#### Dataset records
++++++++++

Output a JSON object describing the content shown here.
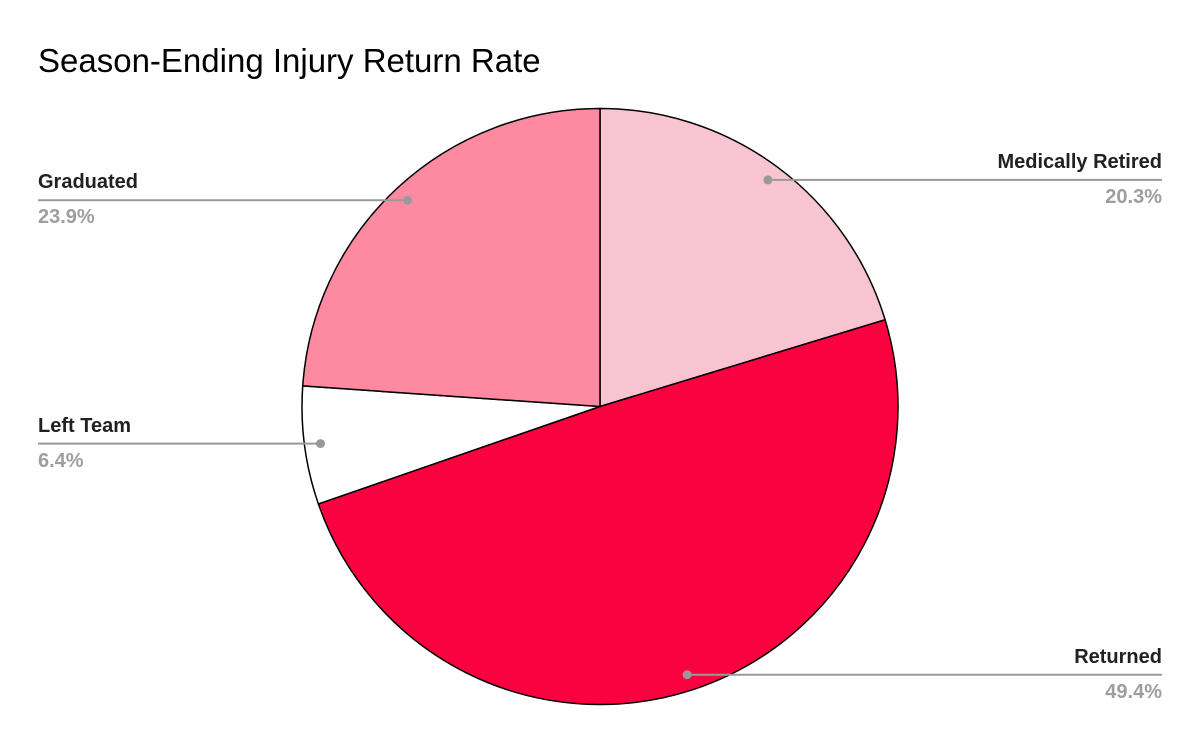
{
  "page": {
    "background": "#ffffff"
  },
  "chart_data": {
    "type": "pie",
    "title": "Season-Ending Injury Return Rate",
    "title_color": "#000000",
    "unit": "percent",
    "slices": [
      {
        "label": "Medically Retired",
        "value": 20.3,
        "display": "20.3%",
        "color": "#f9c4d1",
        "label_side": "right"
      },
      {
        "label": "Returned",
        "value": 49.4,
        "display": "49.4%",
        "color": "#fa0240",
        "label_side": "right"
      },
      {
        "label": "Left Team",
        "value": 6.4,
        "display": "6.4%",
        "color": "#ffffff",
        "label_side": "left"
      },
      {
        "label": "Graduated",
        "value": 23.9,
        "display": "23.9%",
        "color": "#fd8aa0",
        "label_side": "left"
      }
    ],
    "start_angle_deg": 0,
    "direction": "clockwise",
    "slice_stroke": "#000000",
    "leader_line_color": "#999999",
    "label_color": "#212121",
    "value_color": "#9e9e9e",
    "legend_position": "none",
    "labels_style": "outside-with-leader-lines"
  }
}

++++++++++

#### Stated goal
Repeat the preceding records precisely, and leave every picture out of the copy.

#### Answer for the task
Output a JSON object describing the content shown here.
{
  "page": {
    "background": "#ffffff"
  },
  "chart_data": {
    "type": "pie",
    "title": "Season-Ending Injury Return Rate",
    "title_color": "#000000",
    "unit": "percent",
    "slices": [
      {
        "label": "Medically Retired",
        "value": 20.3,
        "display": "20.3%",
        "color": "#f9c4d1",
        "label_side": "right"
      },
      {
        "label": "Returned",
        "value": 49.4,
        "display": "49.4%",
        "color": "#fa0240",
        "label_side": "right"
      },
      {
        "label": "Left Team",
        "value": 6.4,
        "display": "6.4%",
        "color": "#ffffff",
        "label_side": "left"
      },
      {
        "label": "Graduated",
        "value": 23.9,
        "display": "23.9%",
        "color": "#fd8aa0",
        "label_side": "left"
      }
    ],
    "start_angle_deg": 0,
    "direction": "clockwise",
    "slice_stroke": "#000000",
    "leader_line_color": "#999999",
    "label_color": "#212121",
    "value_color": "#9e9e9e",
    "legend_position": "none",
    "labels_style": "outside-with-leader-lines"
  }
}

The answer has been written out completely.